_Aim_: Report the count of lines below in which the string "files" occurs; include nothing else.

_Extracted data_:
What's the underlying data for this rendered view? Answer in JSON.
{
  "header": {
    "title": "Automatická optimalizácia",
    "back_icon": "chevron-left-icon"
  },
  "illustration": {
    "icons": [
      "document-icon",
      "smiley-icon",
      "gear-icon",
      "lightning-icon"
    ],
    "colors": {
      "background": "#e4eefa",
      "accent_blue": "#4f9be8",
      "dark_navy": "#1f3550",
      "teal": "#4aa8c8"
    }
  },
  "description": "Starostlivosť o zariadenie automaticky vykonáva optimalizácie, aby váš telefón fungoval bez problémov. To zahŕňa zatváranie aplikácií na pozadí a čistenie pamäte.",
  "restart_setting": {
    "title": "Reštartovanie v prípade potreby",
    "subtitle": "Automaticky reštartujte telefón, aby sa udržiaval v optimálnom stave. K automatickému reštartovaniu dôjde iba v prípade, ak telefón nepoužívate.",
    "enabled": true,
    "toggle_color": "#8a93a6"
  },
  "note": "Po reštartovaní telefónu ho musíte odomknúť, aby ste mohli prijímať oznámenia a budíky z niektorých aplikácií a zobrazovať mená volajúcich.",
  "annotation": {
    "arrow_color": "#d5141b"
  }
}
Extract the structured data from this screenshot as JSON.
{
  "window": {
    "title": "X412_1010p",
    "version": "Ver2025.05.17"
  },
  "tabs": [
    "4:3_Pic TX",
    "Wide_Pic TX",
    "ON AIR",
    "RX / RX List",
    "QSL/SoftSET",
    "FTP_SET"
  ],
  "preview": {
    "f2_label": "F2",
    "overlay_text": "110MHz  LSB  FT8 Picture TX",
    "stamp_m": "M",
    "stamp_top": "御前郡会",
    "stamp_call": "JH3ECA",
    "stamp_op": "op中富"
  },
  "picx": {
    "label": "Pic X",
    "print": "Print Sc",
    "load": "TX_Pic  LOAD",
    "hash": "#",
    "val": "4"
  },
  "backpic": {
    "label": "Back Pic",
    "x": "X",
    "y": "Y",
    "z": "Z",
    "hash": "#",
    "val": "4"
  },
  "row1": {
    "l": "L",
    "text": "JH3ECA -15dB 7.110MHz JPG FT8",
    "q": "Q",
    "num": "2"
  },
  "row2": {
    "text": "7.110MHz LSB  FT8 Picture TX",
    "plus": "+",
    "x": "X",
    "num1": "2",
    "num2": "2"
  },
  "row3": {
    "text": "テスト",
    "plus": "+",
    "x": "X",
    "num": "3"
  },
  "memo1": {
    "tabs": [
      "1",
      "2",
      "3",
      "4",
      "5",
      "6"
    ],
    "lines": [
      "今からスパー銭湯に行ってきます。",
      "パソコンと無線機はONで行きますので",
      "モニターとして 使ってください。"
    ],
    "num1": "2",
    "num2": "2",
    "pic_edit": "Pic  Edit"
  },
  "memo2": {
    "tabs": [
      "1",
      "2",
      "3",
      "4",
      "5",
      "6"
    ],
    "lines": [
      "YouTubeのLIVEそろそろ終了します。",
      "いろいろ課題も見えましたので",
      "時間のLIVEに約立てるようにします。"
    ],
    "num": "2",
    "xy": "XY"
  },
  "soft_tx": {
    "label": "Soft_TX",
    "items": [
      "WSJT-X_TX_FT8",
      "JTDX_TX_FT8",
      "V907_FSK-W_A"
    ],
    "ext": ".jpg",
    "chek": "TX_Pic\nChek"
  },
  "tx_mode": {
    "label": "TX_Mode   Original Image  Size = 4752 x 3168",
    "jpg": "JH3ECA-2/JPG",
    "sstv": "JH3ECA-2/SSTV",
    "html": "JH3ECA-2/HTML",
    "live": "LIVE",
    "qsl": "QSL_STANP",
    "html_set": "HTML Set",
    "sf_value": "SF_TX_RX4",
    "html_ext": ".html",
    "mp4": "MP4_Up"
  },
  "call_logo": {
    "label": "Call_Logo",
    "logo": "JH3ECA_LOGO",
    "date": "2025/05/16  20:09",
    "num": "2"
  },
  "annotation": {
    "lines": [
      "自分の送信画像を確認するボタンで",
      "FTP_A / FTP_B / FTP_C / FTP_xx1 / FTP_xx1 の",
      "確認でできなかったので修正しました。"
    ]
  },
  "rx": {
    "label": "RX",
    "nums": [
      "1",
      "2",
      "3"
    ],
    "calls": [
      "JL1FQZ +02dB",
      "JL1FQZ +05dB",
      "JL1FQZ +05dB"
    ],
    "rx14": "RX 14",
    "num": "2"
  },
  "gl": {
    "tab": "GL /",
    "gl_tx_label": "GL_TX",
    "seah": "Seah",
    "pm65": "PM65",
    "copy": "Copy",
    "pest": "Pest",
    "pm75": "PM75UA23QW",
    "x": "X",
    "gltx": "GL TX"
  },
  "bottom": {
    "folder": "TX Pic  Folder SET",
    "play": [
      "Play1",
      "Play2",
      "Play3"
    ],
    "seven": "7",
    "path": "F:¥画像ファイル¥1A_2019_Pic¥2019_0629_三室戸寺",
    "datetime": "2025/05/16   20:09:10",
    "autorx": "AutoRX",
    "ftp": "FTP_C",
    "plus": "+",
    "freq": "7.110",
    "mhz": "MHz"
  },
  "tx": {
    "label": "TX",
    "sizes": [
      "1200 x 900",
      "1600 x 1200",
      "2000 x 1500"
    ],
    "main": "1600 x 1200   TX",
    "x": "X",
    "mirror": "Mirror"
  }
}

* * *

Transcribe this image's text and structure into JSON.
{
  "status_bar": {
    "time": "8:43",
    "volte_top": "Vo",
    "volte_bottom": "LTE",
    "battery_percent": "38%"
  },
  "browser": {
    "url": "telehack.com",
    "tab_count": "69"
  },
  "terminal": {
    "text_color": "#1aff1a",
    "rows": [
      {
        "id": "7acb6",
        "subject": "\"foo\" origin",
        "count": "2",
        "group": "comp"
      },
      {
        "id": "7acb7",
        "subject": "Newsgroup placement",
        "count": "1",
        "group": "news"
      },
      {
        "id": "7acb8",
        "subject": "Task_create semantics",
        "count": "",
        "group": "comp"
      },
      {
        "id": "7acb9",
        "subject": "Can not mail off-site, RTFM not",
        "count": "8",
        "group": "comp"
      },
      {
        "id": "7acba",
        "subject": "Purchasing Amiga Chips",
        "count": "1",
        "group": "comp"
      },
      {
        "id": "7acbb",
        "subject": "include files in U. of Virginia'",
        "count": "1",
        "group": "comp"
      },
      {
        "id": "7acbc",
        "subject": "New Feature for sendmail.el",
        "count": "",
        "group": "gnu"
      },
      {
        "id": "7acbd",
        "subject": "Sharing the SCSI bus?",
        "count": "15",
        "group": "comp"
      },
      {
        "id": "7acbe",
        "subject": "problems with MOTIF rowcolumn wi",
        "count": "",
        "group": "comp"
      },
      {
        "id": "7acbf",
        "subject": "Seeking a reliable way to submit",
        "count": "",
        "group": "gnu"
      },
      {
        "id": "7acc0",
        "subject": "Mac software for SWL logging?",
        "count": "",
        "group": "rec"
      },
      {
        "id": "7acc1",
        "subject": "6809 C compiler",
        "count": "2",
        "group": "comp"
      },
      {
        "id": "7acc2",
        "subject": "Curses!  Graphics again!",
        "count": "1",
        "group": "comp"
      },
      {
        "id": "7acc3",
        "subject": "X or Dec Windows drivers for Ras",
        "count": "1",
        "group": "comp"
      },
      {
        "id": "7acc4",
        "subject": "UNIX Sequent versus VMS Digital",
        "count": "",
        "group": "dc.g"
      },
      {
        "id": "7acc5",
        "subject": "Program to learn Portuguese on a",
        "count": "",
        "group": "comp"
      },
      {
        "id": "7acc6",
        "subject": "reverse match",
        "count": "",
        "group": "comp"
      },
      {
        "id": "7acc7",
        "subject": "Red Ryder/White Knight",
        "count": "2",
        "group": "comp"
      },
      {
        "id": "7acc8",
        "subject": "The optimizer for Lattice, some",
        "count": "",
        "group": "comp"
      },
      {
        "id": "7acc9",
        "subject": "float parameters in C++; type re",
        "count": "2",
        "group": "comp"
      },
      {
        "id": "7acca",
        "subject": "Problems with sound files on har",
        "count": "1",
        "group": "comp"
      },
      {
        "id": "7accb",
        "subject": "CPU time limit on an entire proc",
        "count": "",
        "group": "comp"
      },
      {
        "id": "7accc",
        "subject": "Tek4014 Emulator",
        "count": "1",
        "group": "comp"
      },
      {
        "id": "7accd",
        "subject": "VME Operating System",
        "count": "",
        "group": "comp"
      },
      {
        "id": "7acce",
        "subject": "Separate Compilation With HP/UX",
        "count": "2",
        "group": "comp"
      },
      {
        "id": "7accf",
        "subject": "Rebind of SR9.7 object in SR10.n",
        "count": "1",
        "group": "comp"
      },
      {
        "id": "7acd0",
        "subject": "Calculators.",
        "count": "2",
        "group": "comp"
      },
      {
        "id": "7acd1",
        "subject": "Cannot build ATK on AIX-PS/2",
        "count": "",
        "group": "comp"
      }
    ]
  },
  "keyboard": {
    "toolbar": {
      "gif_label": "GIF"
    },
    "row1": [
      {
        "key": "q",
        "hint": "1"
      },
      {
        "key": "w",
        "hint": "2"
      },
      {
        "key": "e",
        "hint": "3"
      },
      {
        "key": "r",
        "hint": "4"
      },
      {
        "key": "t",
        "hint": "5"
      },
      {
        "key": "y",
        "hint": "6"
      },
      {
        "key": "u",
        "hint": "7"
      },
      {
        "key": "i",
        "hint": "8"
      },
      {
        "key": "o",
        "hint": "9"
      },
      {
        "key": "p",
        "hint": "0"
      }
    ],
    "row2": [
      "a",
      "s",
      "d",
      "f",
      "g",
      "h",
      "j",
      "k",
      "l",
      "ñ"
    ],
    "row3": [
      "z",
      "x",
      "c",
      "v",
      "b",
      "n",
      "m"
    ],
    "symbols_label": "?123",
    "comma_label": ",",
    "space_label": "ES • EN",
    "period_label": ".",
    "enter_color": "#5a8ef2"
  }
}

---

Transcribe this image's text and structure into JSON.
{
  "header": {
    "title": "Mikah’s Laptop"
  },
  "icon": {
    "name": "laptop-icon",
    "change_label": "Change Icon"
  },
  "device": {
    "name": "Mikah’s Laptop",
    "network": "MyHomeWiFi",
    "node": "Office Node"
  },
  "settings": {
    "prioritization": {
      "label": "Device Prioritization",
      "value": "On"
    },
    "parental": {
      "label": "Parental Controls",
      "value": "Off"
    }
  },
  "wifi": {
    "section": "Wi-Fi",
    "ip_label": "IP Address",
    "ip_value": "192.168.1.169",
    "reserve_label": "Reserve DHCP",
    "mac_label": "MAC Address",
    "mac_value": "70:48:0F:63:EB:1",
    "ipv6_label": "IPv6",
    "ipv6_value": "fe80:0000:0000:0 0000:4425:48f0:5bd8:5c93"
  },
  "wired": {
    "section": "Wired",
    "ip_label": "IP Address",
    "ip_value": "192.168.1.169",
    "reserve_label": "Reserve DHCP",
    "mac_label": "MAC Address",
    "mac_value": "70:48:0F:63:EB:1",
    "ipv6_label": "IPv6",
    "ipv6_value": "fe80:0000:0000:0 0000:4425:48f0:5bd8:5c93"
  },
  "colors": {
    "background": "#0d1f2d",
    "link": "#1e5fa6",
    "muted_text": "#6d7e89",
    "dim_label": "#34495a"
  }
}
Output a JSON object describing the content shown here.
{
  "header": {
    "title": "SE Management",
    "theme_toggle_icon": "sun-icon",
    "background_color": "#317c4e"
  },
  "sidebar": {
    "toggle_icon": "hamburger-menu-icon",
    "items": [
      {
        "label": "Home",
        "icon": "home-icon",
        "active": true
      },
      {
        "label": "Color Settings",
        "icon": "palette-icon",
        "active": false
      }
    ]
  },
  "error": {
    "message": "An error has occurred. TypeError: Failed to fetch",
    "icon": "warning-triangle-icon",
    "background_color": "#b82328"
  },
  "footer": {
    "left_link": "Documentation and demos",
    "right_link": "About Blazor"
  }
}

_Reply_: 2